**Records**
• • •

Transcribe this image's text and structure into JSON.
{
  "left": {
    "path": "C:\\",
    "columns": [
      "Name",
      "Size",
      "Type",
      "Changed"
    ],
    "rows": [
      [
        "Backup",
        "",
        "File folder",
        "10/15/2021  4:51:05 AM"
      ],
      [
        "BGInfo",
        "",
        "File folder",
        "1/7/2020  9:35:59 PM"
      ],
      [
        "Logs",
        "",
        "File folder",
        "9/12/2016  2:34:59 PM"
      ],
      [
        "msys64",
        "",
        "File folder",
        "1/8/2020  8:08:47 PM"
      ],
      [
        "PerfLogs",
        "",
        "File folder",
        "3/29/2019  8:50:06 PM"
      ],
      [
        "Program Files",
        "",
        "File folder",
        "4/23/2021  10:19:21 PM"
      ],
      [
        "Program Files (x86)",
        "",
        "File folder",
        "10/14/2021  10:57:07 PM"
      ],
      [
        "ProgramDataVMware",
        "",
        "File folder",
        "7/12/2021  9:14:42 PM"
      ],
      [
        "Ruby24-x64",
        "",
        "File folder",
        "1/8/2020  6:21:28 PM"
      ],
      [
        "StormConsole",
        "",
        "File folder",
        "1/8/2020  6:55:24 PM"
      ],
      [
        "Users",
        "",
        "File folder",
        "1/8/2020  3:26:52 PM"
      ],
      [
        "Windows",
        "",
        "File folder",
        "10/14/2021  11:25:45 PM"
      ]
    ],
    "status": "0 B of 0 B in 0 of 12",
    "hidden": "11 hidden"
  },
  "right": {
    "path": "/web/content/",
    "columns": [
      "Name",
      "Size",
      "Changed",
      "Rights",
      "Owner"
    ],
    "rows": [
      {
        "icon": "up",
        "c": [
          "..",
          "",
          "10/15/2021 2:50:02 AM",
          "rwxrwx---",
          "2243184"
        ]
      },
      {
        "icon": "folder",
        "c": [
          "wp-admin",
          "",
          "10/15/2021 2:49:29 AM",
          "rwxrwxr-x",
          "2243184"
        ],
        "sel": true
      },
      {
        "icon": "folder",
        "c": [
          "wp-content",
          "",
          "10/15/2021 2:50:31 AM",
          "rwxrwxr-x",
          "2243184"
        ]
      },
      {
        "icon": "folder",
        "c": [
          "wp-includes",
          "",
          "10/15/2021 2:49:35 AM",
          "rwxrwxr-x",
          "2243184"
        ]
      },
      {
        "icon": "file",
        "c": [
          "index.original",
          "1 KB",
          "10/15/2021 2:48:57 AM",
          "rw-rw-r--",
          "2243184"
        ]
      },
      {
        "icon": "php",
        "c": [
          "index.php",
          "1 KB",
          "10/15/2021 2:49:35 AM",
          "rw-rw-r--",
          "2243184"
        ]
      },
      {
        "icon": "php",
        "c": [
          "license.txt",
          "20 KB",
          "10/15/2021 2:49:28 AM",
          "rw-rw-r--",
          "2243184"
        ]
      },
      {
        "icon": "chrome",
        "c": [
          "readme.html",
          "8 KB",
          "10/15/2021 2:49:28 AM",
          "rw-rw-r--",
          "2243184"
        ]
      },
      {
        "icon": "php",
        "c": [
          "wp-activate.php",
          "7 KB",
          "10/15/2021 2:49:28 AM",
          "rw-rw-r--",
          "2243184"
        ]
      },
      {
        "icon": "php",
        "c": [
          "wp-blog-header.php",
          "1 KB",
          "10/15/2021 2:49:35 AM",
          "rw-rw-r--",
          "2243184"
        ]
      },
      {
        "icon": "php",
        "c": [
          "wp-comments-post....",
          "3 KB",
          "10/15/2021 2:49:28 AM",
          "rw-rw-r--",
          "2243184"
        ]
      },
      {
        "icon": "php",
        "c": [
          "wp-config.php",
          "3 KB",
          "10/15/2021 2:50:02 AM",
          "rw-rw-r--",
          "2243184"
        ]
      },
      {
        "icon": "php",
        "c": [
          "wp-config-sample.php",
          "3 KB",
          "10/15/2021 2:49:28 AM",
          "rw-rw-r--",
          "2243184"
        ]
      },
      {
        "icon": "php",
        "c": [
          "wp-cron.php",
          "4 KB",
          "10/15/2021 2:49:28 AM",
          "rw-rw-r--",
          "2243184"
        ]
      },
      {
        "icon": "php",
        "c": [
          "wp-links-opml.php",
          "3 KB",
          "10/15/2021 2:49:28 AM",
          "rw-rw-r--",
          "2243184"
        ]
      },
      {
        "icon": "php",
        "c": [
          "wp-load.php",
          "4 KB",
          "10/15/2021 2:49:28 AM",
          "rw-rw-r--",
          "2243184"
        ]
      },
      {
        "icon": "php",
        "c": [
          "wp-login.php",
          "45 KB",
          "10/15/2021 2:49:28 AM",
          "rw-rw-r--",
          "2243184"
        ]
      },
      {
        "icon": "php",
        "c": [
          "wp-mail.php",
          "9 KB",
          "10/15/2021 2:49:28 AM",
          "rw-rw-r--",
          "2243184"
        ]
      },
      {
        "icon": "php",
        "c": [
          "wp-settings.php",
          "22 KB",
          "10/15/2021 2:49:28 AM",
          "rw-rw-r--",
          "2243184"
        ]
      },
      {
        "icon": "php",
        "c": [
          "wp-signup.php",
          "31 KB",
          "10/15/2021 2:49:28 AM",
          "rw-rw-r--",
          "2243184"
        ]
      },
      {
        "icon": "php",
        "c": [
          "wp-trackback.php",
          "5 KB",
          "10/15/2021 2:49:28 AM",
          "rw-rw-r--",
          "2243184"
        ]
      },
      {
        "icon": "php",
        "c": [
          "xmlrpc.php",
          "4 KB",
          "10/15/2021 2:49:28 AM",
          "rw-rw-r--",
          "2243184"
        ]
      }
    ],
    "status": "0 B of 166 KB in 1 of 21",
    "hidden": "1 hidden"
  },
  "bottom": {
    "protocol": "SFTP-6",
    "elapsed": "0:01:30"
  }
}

• • •

**Description of the task**
Copy out the data shown above without altering anything.

**Response below**
Transcribe this image's text and structure into JSON.
{
  "left": {
    "path": "C:\\",
    "columns": [
      "Name",
      "Size",
      "Type",
      "Changed"
    ],
    "rows": [
      [
        "Backup",
        "",
        "File folder",
        "10/15/2021  4:51:05 AM"
      ],
      [
        "BGInfo",
        "",
        "File folder",
        "1/7/2020  9:35:59 PM"
      ],
      [
        "Logs",
        "",
        "File folder",
        "9/12/2016  2:34:59 PM"
      ],
      [
        "msys64",
        "",
        "File folder",
        "1/8/2020  8:08:47 PM"
      ],
      [
        "PerfLogs",
        "",
        "File folder",
        "3/29/2019  8:50:06 PM"
      ],
      [
        "Program Files",
        "",
        "File folder",
        "4/23/2021  10:19:21 PM"
      ],
      [
        "Program Files (x86)",
        "",
        "File folder",
        "10/14/2021  10:57:07 PM"
      ],
      [
        "ProgramDataVMware",
        "",
        "File folder",
        "7/12/2021  9:14:42 PM"
      ],
      [
        "Ruby24-x64",
        "",
        "File folder",
        "1/8/2020  6:21:28 PM"
      ],
      [
        "StormConsole",
        "",
        "File folder",
        "1/8/2020  6:55:24 PM"
      ],
      [
        "Users",
        "",
        "File folder",
        "1/8/2020  3:26:52 PM"
      ],
      [
        "Windows",
        "",
        "File folder",
        "10/14/2021  11:25:45 PM"
      ]
    ],
    "status": "0 B of 0 B in 0 of 12",
    "hidden": "11 hidden"
  },
  "right": {
    "path": "/web/content/",
    "columns": [
      "Name",
      "Size",
      "Changed",
      "Rights",
      "Owner"
    ],
    "rows": [
      {
        "icon": "up",
        "c": [
          "..",
          "",
          "10/15/2021 2:50:02 AM",
          "rwxrwx---",
          "2243184"
        ]
      },
      {
        "icon": "folder",
        "c": [
          "wp-admin",
          "",
          "10/15/2021 2:49:29 AM",
          "rwxrwxr-x",
          "2243184"
        ],
        "sel": true
      },
      {
        "icon": "folder",
        "c": [
          "wp-content",
          "",
          "10/15/2021 2:50:31 AM",
          "rwxrwxr-x",
          "2243184"
        ]
      },
      {
        "icon": "folder",
        "c": [
          "wp-includes",
          "",
          "10/15/2021 2:49:35 AM",
          "rwxrwxr-x",
          "2243184"
        ]
      },
      {
        "icon": "file",
        "c": [
          "index.original",
          "1 KB",
          "10/15/2021 2:48:57 AM",
          "rw-rw-r--",
          "2243184"
        ]
      },
      {
        "icon": "php",
        "c": [
          "index.php",
          "1 KB",
          "10/15/2021 2:49:35 AM",
          "rw-rw-r--",
          "2243184"
        ]
      },
      {
        "icon": "php",
        "c": [
          "license.txt",
          "20 KB",
          "10/15/2021 2:49:28 AM",
          "rw-rw-r--",
          "2243184"
        ]
      },
      {
        "icon": "chrome",
        "c": [
          "readme.html",
          "8 KB",
          "10/15/2021 2:49:28 AM",
          "rw-rw-r--",
          "2243184"
        ]
      },
      {
        "icon": "php",
        "c": [
          "wp-activate.php",
          "7 KB",
          "10/15/2021 2:49:28 AM",
          "rw-rw-r--",
          "2243184"
        ]
      },
      {
        "icon": "php",
        "c": [
          "wp-blog-header.php",
          "1 KB",
          "10/15/2021 2:49:35 AM",
          "rw-rw-r--",
          "2243184"
        ]
      },
      {
        "icon": "php",
        "c": [
          "wp-comments-post....",
          "3 KB",
          "10/15/2021 2:49:28 AM",
          "rw-rw-r--",
          "2243184"
        ]
      },
      {
        "icon": "php",
        "c": [
          "wp-config.php",
          "3 KB",
          "10/15/2021 2:50:02 AM",
          "rw-rw-r--",
          "2243184"
        ]
      },
      {
        "icon": "php",
        "c": [
          "wp-config-sample.php",
          "3 KB",
          "10/15/2021 2:49:28 AM",
          "rw-rw-r--",
          "2243184"
        ]
      },
      {
        "icon": "php",
        "c": [
          "wp-cron.php",
          "4 KB",
          "10/15/2021 2:49:28 AM",
          "rw-rw-r--",
          "2243184"
        ]
      },
      {
        "icon": "php",
        "c": [
          "wp-links-opml.php",
          "3 KB",
          "10/15/2021 2:49:28 AM",
          "rw-rw-r--",
          "2243184"
        ]
      },
      {
        "icon": "php",
        "c": [
          "wp-load.php",
          "4 KB",
          "10/15/2021 2:49:28 AM",
          "rw-rw-r--",
          "2243184"
        ]
      },
      {
        "icon": "php",
        "c": [
          "wp-login.php",
          "45 KB",
          "10/15/2021 2:49:28 AM",
          "rw-rw-r--",
          "2243184"
        ]
      },
      {
        "icon": "php",
        "c": [
          "wp-mail.php",
          "9 KB",
          "10/15/2021 2:49:28 AM",
          "rw-rw-r--",
          "2243184"
        ]
      },
      {
        "icon": "php",
        "c": [
          "wp-settings.php",
          "22 KB",
          "10/15/2021 2:49:28 AM",
          "rw-rw-r--",
          "2243184"
        ]
      },
      {
        "icon": "php",
        "c": [
          "wp-signup.php",
          "31 KB",
          "10/15/2021 2:49:28 AM",
          "rw-rw-r--",
          "2243184"
        ]
      },
      {
        "icon": "php",
        "c": [
          "wp-trackback.php",
          "5 KB",
          "10/15/2021 2:49:28 AM",
          "rw-rw-r--",
          "2243184"
        ]
      },
      {
        "icon": "php",
        "c": [
          "xmlrpc.php",
          "4 KB",
          "10/15/2021 2:49:28 AM",
          "rw-rw-r--",
          "2243184"
        ]
      }
    ],
    "status": "0 B of 166 KB in 1 of 21",
    "hidden": "1 hidden"
  },
  "bottom": {
    "protocol": "SFTP-6",
    "elapsed": "0:01:30"
  }
}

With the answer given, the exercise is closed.